WHAT THIS EXERCISE ASKS>
- a) From the post about forcing yourself to like exercising, extract the passage that opens with the words containing "Re: How to force" and closes with "how it feels.".
- b) In the post about forcing yourself to like exercising, how many pounds does the writer estimate needing to lose to reach an ideal weight?

DOCUMENT SEGMENT>

════

Re: How to force myself to like exercising
It's just so hard to actually try and get started, even with taking a walk. I hate the heat and I hate walking around in a sweat-drenched shirt even more because it makes me feel so disgusting. Lame excuse, I know, but I can't stand how it feels.
It's hard for me to diet not only because I get hungry quite often, but because I'm being pressured by a parent to diet and when they try to force me to do things, I often do the exact opposite of what they say because, well, I hate them. I just don't think I have the willpower to diet like I used to. Not to mention I often do work from home that requires hours' worth of sitting and once I get into my "zone," it's hard to break out of it and I usually feel lazy all day long.
Sadly, there's really very little I enjoy doing that involves moving anymore because I get winded so easily. I used to like playing Dance Dance Revolution (which is a great aerobic workout on the higher difficulties), but I tried doing it again for the first time in about 2 years and I could not keep up at all. That and my PlayStation is on the fritz and won't play most of my DDR games now.
Plus I think I am just at a point of hopelessness right now. I'd probably need to lose about 80 pounds to reach my ideal weight, but I know how much I struggle and exercise for weeks and don't lose an ounce and it's the biggest disappointment in the world knowing all that hard work was for nothing, and I just figure I'm too fat to lose any weight, so I gave up. I've actually considered giving myself a tapeworm to try and lose weight (and if I wasn't so creeped out by bugs and them crawling out of my body, I'd probably have done it by now).

════

(Page layout parsing data)
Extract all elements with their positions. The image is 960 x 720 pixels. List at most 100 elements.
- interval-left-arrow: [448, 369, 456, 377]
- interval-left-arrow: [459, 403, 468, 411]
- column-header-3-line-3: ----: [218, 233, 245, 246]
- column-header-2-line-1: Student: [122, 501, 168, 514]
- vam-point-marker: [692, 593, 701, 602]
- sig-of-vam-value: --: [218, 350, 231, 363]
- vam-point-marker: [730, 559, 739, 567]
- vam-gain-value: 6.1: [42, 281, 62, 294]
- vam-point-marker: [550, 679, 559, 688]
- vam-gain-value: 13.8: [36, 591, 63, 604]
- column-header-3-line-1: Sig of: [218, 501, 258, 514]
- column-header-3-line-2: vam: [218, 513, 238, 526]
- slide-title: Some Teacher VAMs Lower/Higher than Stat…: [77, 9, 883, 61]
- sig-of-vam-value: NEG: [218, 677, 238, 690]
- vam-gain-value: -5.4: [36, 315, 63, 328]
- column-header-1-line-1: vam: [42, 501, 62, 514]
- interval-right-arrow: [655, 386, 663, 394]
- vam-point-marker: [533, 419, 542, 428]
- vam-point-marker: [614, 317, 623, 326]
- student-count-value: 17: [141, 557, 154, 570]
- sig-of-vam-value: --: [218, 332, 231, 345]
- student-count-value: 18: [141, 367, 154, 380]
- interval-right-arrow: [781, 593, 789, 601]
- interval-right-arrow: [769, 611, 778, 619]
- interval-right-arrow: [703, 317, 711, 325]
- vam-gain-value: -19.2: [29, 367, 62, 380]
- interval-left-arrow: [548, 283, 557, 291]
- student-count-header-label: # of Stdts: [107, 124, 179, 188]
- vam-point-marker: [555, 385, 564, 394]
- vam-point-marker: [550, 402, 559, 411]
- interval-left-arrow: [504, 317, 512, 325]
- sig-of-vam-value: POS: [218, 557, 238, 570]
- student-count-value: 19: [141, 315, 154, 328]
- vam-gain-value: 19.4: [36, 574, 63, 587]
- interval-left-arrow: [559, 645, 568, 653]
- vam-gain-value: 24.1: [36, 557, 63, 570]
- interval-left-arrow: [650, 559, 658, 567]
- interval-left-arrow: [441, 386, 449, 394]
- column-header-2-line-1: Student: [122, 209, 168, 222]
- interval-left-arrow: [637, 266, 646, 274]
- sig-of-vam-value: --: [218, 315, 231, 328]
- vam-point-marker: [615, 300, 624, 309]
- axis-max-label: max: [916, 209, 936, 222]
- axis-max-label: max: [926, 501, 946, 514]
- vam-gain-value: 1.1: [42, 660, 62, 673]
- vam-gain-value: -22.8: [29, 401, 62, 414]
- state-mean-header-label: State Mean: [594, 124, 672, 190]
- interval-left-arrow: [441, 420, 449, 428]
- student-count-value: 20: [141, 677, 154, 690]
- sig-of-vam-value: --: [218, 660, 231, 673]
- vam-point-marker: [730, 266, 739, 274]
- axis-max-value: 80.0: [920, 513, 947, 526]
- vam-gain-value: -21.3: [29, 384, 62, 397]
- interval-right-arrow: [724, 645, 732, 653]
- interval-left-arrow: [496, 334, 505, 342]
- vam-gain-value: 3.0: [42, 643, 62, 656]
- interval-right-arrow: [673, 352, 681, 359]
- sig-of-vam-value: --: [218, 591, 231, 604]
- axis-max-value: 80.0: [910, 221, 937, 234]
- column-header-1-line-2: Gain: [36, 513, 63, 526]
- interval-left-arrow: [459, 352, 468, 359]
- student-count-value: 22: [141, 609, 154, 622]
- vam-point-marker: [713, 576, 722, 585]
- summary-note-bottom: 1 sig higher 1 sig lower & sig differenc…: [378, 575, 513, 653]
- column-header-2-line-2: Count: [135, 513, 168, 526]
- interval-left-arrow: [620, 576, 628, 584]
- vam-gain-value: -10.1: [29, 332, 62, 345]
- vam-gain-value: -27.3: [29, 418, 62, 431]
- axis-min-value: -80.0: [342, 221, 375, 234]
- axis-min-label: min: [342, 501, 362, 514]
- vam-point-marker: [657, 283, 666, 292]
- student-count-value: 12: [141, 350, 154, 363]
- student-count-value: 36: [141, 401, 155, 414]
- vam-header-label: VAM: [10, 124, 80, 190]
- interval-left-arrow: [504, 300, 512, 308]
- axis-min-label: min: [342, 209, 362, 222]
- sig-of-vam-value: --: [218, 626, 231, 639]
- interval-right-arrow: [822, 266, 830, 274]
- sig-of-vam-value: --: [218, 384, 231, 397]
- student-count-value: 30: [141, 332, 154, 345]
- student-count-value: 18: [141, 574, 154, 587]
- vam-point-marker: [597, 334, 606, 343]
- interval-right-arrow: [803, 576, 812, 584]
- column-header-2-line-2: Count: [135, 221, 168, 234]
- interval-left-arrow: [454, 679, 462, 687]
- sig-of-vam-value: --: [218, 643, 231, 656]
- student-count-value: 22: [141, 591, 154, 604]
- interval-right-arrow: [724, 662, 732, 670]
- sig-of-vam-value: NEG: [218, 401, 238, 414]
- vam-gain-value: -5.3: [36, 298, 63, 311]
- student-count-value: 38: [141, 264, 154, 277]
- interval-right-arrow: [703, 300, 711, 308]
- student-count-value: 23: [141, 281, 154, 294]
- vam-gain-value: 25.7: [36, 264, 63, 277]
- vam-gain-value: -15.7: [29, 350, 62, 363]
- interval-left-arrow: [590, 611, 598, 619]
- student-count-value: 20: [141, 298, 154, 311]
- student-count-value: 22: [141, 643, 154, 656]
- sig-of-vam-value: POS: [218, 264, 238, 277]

════

ANSWERS TO THE EXERCISES>
- a)
Re: How to force myself to like exercising
It's just so hard to actually try and get started, even with taking a walk. I hate the heat and I hate walking around in a sweat-drenched shirt even more because it makes me feel so disgusting. Lame excuse, I know, but I can't stand how it feels.

- b) About 80 pounds.